:: RECORDS FOR THIS TASK ::
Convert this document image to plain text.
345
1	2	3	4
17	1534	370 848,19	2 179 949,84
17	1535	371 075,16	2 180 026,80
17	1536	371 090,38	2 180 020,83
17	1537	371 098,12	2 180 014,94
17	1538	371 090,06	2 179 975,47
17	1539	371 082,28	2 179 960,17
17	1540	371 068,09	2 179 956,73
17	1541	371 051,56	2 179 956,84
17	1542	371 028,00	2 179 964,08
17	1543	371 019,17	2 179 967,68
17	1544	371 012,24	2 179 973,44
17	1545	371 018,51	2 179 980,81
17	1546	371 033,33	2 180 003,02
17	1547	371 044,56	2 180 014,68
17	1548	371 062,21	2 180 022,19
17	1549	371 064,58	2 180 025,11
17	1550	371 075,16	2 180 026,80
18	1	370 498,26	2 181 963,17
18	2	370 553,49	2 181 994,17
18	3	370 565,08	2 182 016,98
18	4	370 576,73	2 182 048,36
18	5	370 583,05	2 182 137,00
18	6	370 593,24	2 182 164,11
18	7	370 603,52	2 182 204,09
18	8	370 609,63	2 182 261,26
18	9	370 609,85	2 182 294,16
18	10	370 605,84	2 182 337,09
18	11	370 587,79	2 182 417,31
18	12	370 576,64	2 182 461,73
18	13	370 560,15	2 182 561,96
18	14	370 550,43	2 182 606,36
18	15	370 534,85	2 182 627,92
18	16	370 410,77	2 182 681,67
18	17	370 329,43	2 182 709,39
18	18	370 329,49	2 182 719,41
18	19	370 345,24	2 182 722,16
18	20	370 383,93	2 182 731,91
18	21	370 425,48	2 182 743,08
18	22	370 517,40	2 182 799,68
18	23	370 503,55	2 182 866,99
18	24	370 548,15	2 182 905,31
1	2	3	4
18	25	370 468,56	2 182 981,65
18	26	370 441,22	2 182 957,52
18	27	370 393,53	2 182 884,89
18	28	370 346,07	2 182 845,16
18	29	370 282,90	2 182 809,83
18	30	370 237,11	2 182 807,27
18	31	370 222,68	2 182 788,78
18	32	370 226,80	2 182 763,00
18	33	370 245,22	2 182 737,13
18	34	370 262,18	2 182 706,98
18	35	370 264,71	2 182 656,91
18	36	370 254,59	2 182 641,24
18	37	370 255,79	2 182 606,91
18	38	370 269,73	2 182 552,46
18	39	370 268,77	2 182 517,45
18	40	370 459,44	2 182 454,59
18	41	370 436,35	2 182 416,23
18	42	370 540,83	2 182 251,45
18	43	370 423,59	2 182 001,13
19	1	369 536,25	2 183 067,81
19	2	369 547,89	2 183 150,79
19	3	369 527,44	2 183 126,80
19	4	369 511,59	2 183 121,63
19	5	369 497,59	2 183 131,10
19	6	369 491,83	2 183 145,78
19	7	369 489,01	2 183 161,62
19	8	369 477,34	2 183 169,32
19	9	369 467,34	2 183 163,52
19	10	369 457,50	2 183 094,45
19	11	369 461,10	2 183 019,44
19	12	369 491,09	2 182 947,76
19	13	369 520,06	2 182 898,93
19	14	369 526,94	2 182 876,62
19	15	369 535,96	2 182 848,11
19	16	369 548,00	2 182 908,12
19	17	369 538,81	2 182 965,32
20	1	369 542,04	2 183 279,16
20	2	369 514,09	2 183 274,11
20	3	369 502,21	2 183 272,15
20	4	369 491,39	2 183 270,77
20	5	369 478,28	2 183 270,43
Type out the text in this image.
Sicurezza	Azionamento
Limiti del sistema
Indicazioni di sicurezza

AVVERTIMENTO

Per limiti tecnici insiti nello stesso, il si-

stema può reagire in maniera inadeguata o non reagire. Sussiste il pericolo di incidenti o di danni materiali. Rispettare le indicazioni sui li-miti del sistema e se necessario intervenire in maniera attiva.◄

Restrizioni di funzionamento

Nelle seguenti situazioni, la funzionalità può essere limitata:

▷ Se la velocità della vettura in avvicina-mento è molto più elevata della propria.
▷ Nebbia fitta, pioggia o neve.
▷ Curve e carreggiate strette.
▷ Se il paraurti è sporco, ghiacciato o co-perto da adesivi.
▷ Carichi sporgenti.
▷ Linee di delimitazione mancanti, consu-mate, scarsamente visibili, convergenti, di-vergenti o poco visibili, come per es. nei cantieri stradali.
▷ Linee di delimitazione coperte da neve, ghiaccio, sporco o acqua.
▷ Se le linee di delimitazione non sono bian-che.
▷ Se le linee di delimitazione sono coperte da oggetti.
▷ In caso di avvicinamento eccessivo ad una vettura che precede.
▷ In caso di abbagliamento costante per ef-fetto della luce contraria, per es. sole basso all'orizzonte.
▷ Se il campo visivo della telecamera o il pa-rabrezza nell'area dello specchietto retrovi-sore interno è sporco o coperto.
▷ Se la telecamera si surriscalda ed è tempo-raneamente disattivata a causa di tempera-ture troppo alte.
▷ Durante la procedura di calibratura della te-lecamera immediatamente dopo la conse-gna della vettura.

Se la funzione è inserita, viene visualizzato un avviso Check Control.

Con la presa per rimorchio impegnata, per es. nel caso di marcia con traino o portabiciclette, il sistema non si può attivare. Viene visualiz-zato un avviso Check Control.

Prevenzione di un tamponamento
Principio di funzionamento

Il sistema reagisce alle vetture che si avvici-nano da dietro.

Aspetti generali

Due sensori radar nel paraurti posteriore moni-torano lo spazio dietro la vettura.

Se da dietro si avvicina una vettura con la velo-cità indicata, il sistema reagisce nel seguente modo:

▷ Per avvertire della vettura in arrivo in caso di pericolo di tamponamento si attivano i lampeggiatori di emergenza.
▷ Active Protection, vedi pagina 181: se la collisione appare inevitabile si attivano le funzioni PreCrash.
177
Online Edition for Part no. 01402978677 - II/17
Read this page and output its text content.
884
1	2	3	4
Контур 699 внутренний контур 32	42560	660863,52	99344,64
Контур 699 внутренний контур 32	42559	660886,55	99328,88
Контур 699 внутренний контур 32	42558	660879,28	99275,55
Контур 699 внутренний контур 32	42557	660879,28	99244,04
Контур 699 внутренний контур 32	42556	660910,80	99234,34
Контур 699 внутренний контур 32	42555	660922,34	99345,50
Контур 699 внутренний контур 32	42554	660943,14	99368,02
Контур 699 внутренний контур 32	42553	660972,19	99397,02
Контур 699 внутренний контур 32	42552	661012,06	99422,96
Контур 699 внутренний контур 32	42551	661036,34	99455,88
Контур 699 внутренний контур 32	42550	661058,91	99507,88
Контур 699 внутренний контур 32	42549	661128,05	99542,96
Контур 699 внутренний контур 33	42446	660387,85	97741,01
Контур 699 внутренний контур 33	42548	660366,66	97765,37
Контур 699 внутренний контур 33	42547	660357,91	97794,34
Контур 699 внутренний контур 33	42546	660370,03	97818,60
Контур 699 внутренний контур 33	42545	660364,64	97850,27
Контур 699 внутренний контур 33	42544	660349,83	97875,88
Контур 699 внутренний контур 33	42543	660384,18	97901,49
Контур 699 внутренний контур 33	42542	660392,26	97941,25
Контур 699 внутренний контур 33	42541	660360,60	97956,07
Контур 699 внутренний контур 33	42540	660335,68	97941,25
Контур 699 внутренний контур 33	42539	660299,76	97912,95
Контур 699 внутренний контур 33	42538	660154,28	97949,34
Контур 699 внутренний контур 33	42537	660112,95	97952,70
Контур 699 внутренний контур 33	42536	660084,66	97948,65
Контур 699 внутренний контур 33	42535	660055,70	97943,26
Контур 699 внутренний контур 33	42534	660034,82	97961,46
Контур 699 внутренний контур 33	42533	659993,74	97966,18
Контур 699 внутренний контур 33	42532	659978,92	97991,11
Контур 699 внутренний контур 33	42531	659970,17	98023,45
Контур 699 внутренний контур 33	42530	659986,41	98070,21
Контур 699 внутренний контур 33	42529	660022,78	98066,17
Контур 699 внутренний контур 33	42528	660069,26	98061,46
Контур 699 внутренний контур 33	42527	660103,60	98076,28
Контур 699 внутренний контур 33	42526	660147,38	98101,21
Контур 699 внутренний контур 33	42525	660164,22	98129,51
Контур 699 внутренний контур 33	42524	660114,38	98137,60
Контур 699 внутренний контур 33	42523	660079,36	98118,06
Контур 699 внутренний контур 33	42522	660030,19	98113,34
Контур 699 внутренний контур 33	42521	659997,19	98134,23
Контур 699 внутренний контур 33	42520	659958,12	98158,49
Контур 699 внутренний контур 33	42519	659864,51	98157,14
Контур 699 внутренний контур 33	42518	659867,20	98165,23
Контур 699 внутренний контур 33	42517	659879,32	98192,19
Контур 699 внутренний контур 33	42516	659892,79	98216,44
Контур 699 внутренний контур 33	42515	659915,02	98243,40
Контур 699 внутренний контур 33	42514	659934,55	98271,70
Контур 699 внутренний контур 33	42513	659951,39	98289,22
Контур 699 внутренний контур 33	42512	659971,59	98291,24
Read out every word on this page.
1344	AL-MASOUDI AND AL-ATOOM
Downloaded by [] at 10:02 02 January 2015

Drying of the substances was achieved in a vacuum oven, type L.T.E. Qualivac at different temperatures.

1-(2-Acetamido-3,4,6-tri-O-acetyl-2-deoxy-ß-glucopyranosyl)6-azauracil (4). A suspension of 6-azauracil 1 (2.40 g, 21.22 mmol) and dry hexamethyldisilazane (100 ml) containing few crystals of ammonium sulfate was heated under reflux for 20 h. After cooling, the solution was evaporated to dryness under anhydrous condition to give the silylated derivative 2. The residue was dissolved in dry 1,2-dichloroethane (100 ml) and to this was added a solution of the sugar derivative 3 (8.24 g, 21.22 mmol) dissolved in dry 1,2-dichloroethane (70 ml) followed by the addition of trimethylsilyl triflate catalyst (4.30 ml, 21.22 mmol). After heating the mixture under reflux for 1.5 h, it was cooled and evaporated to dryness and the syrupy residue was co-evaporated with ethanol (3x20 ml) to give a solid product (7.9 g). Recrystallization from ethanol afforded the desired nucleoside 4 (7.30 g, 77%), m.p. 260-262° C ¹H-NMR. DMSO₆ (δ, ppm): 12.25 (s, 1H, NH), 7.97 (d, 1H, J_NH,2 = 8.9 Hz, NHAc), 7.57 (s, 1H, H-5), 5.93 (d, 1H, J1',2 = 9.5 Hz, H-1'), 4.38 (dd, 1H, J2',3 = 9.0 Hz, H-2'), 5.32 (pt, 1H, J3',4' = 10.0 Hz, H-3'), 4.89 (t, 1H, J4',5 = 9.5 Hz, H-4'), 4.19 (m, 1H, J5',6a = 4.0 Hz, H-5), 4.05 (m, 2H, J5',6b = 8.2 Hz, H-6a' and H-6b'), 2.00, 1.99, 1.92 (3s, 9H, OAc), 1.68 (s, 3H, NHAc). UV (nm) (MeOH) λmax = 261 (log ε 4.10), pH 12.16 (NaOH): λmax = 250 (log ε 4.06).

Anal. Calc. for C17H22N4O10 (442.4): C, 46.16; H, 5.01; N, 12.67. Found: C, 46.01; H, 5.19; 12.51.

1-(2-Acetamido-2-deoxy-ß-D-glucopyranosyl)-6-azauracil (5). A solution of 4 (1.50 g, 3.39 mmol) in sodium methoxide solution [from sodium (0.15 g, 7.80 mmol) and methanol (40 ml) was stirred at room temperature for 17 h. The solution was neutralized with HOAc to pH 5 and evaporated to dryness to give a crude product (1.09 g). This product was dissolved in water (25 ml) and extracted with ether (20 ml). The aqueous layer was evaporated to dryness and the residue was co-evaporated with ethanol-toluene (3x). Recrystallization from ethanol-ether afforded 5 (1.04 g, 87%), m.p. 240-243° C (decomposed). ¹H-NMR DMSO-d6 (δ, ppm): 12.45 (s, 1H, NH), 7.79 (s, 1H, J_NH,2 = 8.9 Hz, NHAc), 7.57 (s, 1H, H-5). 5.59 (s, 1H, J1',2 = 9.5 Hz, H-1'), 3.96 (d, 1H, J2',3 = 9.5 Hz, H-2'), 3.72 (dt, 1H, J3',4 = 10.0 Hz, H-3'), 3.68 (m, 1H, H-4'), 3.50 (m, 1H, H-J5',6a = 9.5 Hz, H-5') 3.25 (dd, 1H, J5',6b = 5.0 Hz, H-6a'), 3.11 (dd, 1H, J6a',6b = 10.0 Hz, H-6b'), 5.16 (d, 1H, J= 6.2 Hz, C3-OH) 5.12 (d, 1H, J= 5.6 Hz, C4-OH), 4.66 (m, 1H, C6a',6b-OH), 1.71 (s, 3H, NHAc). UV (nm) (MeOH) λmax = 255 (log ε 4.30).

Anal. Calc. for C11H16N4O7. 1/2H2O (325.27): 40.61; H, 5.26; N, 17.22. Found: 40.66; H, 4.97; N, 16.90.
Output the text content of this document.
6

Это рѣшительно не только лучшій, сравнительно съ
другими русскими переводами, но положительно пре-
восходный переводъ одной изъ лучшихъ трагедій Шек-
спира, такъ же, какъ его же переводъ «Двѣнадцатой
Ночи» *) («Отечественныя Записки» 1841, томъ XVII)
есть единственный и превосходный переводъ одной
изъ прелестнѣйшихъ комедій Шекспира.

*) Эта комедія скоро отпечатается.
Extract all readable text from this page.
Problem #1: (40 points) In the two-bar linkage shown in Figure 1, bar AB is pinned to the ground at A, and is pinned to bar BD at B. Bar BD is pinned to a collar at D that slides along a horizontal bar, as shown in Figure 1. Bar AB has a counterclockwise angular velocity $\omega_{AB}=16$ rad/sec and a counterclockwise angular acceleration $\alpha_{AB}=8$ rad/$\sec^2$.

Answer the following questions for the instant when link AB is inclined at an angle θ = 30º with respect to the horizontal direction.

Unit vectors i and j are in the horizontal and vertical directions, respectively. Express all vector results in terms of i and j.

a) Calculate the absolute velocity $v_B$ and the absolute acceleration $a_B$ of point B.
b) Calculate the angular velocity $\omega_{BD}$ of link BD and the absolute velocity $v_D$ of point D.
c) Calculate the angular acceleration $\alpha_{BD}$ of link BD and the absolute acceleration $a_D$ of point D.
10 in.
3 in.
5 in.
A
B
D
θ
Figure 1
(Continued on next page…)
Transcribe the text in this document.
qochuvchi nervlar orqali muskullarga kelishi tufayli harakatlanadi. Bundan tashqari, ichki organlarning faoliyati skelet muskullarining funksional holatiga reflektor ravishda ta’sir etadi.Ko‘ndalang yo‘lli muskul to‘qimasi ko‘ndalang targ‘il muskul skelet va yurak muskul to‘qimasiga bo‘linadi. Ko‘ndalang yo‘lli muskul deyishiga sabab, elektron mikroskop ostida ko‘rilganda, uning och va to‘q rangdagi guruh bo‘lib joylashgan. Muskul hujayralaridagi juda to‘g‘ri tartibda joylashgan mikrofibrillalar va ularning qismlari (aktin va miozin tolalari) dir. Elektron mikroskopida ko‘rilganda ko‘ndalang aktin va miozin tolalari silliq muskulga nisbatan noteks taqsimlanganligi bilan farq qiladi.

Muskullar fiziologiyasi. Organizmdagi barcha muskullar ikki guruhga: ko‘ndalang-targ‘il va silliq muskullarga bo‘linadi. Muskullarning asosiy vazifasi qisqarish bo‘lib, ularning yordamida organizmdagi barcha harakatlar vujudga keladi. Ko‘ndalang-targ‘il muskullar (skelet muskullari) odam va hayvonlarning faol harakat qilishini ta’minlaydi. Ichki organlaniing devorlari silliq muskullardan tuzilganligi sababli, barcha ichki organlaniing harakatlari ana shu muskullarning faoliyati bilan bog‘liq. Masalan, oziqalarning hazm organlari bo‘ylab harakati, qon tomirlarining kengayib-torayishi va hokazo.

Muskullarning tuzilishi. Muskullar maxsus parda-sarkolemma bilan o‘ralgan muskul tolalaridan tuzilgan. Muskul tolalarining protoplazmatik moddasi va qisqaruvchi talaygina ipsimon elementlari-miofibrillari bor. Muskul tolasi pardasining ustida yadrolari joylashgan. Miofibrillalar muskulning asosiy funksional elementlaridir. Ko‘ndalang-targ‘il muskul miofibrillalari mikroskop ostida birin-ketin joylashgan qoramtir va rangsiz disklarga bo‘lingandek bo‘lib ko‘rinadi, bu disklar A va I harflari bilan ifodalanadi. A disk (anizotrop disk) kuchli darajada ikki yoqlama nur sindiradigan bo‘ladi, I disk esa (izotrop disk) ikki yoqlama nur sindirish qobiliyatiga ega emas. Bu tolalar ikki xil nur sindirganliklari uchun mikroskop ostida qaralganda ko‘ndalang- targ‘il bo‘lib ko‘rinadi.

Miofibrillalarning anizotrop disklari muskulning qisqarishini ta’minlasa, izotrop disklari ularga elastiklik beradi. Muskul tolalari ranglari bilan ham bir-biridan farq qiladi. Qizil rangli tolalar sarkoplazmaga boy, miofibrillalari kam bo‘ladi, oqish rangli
:::
:: WHAT IS NEEDED ::
Extract each line holding the word "velocity" from the records.

:: EXERCISE ANSWER ::
Problem #1: (40 points) In the two-bar linkage shown in Figure 1, bar AB is pinned to the ground at A, and is pinned to bar BD at B. Bar BD is pinned to a collar at D that slides along a horizontal bar, as shown in Figure 1. Bar AB has a counterclockwise angular velocity $\omega_{AB}=16$ rad/sec and a counterclockwise angular acceleration $\alpha_{AB}=8$ rad/$\sec^2$.
a) Calculate the absolute velocity $v_B$ and the absolute acceleration $a_B$ of point B.
b) Calculate the angular velocity $\omega_{BD}$ of link BD and the absolute velocity $v_D$ of point D.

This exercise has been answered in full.